What you are asked to do >>
Find each line holding the word "errors" and give the number of such lines, nothing else.

--

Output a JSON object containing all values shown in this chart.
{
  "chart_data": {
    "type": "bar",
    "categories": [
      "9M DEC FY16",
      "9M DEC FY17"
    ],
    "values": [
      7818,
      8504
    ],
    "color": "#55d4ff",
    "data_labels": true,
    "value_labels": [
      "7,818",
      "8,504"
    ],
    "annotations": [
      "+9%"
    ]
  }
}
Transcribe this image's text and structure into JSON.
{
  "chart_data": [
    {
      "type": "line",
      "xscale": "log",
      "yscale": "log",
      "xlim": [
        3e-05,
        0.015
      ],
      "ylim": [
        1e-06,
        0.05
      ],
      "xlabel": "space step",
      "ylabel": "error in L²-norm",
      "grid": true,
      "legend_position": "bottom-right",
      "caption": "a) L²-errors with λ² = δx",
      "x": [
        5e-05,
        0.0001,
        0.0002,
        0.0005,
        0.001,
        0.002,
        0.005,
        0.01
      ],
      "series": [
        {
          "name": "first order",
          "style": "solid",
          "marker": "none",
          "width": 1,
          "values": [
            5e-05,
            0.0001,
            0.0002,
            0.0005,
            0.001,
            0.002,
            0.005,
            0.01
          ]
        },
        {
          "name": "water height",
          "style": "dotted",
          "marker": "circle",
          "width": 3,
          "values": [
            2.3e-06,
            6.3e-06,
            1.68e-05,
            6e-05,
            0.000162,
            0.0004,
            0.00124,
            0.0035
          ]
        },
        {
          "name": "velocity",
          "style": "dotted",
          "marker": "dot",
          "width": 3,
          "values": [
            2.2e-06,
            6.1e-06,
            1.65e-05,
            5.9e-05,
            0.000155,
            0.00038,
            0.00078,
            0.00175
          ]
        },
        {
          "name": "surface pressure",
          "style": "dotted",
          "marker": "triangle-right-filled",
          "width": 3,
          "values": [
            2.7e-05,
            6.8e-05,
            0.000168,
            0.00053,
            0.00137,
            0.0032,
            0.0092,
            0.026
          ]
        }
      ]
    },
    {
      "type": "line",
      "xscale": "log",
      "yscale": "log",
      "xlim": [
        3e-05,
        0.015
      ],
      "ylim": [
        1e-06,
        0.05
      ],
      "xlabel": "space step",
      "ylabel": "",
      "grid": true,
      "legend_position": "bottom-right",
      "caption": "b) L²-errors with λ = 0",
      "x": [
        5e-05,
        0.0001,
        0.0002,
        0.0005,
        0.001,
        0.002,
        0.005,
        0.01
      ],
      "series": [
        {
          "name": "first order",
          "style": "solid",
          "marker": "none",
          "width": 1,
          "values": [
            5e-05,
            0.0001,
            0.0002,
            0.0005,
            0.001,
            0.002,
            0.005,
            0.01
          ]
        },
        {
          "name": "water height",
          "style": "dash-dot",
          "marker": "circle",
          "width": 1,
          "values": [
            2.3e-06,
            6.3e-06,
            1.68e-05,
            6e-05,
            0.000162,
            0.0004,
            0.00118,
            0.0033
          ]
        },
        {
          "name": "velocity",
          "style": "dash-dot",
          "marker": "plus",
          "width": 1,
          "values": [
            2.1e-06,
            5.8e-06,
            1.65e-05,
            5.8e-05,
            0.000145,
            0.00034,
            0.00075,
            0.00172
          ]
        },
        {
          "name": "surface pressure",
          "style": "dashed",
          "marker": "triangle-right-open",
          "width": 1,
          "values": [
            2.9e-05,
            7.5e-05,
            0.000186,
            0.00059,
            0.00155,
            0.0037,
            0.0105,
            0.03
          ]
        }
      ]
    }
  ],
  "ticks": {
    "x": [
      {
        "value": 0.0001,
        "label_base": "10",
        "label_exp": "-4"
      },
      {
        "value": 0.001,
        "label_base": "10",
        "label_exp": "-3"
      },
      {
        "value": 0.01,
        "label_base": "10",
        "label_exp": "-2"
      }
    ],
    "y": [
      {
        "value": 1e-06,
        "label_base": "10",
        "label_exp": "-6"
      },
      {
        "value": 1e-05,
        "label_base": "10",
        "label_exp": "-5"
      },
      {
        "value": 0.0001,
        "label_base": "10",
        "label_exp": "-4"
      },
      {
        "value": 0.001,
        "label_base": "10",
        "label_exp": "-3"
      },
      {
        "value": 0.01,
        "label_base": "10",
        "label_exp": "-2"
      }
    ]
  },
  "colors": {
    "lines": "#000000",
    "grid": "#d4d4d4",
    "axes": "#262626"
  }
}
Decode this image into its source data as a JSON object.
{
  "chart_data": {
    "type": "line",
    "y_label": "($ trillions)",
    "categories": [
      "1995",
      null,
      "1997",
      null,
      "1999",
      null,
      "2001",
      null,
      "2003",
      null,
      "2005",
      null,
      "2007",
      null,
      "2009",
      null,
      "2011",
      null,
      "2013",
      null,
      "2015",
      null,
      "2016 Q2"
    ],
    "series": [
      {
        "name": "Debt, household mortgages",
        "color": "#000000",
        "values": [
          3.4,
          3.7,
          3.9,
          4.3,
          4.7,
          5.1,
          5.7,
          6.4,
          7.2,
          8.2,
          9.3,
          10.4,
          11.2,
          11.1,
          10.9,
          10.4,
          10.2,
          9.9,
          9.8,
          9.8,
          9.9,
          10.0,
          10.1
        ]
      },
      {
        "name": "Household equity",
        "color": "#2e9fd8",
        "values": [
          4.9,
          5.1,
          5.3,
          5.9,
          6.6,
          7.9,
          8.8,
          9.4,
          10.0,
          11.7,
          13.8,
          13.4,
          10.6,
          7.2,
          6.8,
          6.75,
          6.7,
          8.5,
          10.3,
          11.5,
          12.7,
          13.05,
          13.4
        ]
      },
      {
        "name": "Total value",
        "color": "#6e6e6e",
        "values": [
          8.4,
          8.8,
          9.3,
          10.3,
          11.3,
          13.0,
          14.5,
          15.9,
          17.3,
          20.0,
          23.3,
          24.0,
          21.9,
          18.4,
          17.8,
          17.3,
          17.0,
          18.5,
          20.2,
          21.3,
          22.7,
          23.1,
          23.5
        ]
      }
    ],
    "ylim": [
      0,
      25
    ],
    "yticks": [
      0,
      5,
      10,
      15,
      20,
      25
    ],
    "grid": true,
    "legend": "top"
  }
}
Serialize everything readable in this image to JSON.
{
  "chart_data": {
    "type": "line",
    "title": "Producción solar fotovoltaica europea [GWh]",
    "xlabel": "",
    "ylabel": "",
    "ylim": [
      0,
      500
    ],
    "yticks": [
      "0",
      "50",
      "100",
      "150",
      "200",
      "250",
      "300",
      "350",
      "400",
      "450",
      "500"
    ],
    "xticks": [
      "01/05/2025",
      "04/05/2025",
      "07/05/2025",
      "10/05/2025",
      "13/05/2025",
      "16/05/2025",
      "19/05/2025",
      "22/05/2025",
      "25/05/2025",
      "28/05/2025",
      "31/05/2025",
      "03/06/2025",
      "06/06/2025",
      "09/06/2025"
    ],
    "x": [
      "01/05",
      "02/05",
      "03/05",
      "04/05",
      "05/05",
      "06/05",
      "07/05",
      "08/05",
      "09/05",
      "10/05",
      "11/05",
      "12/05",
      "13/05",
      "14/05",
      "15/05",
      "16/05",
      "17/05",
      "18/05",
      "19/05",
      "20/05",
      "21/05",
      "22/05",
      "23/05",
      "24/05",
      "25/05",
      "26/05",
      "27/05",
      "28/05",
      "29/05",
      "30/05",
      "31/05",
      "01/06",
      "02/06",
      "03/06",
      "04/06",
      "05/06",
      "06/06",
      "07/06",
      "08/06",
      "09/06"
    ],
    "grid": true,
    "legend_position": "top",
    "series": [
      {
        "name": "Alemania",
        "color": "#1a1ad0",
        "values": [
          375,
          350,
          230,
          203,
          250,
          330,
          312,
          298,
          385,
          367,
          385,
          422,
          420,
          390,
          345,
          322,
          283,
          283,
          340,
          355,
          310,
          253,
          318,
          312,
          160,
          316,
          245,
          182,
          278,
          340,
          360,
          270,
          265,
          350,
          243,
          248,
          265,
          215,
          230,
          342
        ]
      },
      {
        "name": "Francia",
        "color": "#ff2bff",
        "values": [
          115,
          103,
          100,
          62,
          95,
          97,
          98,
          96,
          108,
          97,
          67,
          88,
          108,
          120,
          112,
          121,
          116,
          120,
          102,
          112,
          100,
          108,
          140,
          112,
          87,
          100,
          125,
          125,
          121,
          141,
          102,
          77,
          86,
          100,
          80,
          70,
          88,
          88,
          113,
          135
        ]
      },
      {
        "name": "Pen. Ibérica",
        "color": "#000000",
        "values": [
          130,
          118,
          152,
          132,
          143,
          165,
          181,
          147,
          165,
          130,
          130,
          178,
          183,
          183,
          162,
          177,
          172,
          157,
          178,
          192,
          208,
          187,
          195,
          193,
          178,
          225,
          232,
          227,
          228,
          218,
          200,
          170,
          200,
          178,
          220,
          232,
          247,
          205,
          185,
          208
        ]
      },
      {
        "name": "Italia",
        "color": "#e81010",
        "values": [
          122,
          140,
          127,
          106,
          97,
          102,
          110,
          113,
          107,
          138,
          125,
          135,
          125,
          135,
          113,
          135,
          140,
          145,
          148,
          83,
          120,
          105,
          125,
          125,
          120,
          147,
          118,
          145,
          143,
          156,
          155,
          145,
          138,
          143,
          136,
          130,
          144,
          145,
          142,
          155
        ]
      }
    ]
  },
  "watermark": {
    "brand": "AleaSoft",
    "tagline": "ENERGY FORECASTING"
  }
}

--

Answer to this problem >>
2